Request
Repeat the listing in full, word for word.

Records to use

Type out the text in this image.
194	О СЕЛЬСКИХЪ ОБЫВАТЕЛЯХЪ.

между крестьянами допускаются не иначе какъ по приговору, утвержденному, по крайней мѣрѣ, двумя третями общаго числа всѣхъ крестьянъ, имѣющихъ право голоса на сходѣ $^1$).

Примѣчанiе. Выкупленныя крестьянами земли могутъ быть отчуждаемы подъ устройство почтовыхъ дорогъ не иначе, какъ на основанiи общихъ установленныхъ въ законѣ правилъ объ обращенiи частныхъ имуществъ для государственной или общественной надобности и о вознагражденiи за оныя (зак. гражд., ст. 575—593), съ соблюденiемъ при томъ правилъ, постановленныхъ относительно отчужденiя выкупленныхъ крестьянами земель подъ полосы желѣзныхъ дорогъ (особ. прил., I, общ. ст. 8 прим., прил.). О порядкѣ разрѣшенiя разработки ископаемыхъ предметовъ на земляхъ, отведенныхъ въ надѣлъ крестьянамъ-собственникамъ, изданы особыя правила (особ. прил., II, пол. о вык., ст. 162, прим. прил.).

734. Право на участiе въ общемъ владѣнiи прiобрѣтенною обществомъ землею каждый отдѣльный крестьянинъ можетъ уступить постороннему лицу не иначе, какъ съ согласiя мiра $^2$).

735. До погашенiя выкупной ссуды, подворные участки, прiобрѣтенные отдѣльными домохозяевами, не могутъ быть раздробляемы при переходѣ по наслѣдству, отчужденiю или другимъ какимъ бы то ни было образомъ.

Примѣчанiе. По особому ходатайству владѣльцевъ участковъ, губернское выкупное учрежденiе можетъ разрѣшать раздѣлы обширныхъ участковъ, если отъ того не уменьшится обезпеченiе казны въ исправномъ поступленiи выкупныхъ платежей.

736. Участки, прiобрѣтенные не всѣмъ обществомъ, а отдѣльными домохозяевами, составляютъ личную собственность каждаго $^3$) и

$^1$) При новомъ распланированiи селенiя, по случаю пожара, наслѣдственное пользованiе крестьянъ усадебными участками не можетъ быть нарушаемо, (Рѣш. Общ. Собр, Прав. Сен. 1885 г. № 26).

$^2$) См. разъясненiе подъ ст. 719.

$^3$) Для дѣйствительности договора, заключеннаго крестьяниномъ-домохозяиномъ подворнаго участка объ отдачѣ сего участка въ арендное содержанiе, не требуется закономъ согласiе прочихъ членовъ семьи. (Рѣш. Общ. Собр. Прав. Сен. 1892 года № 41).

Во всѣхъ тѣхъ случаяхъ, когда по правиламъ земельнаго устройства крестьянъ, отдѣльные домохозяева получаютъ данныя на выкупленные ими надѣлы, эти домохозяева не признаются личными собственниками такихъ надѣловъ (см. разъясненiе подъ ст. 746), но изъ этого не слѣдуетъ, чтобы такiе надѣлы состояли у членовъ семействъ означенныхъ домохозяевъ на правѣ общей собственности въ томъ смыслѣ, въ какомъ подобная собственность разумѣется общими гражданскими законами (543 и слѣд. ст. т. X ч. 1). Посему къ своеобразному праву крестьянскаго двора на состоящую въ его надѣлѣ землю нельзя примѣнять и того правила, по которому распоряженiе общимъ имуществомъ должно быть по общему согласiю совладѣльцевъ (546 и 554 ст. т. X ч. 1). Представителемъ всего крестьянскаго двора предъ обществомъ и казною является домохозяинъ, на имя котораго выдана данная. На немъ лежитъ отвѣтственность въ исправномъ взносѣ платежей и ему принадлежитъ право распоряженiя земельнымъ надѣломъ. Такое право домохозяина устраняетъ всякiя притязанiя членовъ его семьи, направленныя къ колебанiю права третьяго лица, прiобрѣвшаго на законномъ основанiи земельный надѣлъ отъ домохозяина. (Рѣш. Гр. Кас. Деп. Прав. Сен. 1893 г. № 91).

Result below
Type out the text in this image.
194	О СЕЛЬСКИХЪ ОБЫВАТЕЛЯХЪ.

между крестьянами допускаются не иначе какъ по приговору, утвержденному, по крайней мѣрѣ, двумя третями общаго числа всѣхъ крестьянъ, имѣющихъ право голоса на сходѣ $^1$).

Примѣчанiе. Выкупленныя крестьянами земли могутъ быть отчуждаемы подъ устройство почтовыхъ дорогъ не иначе, какъ на основанiи общихъ установленныхъ въ законѣ правилъ объ обращенiи частныхъ имуществъ для государственной или общественной надобности и о вознагражденiи за оныя (зак. гражд., ст. 575—593), съ соблюденiемъ при томъ правилъ, постановленныхъ относительно отчужденiя выкупленныхъ крестьянами земель подъ полосы желѣзныхъ дорогъ (особ. прил., I, общ. ст. 8 прим., прил.). О порядкѣ разрѣшенiя разработки ископаемыхъ предметовъ на земляхъ, отведенныхъ въ надѣлъ крестьянамъ-собственникамъ, изданы особыя правила (особ. прил., II, пол. о вык., ст. 162, прим. прил.).

734. Право на участiе въ общемъ владѣнiи прiобрѣтенною обществомъ землею каждый отдѣльный крестьянинъ можетъ уступить постороннему лицу не иначе, какъ съ согласiя мiра $^2$).

735. До погашенiя выкупной ссуды, подворные участки, прiобрѣтенные отдѣльными домохозяевами, не могутъ быть раздробляемы при переходѣ по наслѣдству, отчужденiю или другимъ какимъ бы то ни было образомъ.

Примѣчанiе. По особому ходатайству владѣльцевъ участковъ, губернское выкупное учрежденiе можетъ разрѣшать раздѣлы обширныхъ участковъ, если отъ того не уменьшится обезпеченiе казны въ исправномъ поступленiи выкупныхъ платежей.

736. Участки, прiобрѣтенные не всѣмъ обществомъ, а отдѣльными домохозяевами, составляютъ личную собственность каждаго $^3$) и

$^1$) При новомъ распланированiи селенiя, по случаю пожара, наслѣдственное пользованiе крестьянъ усадебными участками не можетъ быть нарушаемо, (Рѣш. Общ. Собр, Прав. Сен. 1885 г. № 26).

$^2$) См. разъясненiе подъ ст. 719.

$^3$) Для дѣйствительности договора, заключеннаго крестьяниномъ-домохозяиномъ подворнаго участка объ отдачѣ сего участка въ арендное содержанiе, не требуется закономъ согласiе прочихъ членовъ семьи. (Рѣш. Общ. Собр. Прав. Сен. 1892 года № 41).

Во всѣхъ тѣхъ случаяхъ, когда по правиламъ земельнаго устройства крестьянъ, отдѣльные домохозяева получаютъ данныя на выкупленные ими надѣлы, эти домохозяева не признаются личными собственниками такихъ надѣловъ (см. разъясненiе подъ ст. 746), но изъ этого не слѣдуетъ, чтобы такiе надѣлы состояли у членовъ семействъ означенныхъ домохозяевъ на правѣ общей собственности въ томъ смыслѣ, въ какомъ подобная собственность разумѣется общими гражданскими законами (543 и слѣд. ст. т. X ч. 1). Посему къ своеобразному праву крестьянскаго двора на состоящую въ его надѣлѣ землю нельзя примѣнять и того правила, по которому распоряженiе общимъ имуществомъ должно быть по общему согласiю совладѣльцевъ (546 и 554 ст. т. X ч. 1). Представителемъ всего крестьянскаго двора предъ обществомъ и казною является домохозяинъ, на имя котораго выдана данная. На немъ лежитъ отвѣтственность въ исправномъ взносѣ платежей и ему принадлежитъ право распоряженiя земельнымъ надѣломъ. Такое право домохозяина устраняетъ всякiя притязанiя членовъ его семьи, направленныя къ колебанiю права третьяго лица, прiобрѣвшаго на законномъ основанiи земельный надѣлъ отъ домохозяина. (Рѣш. Гр. Кас. Деп. Прав. Сен. 1893 г. № 91).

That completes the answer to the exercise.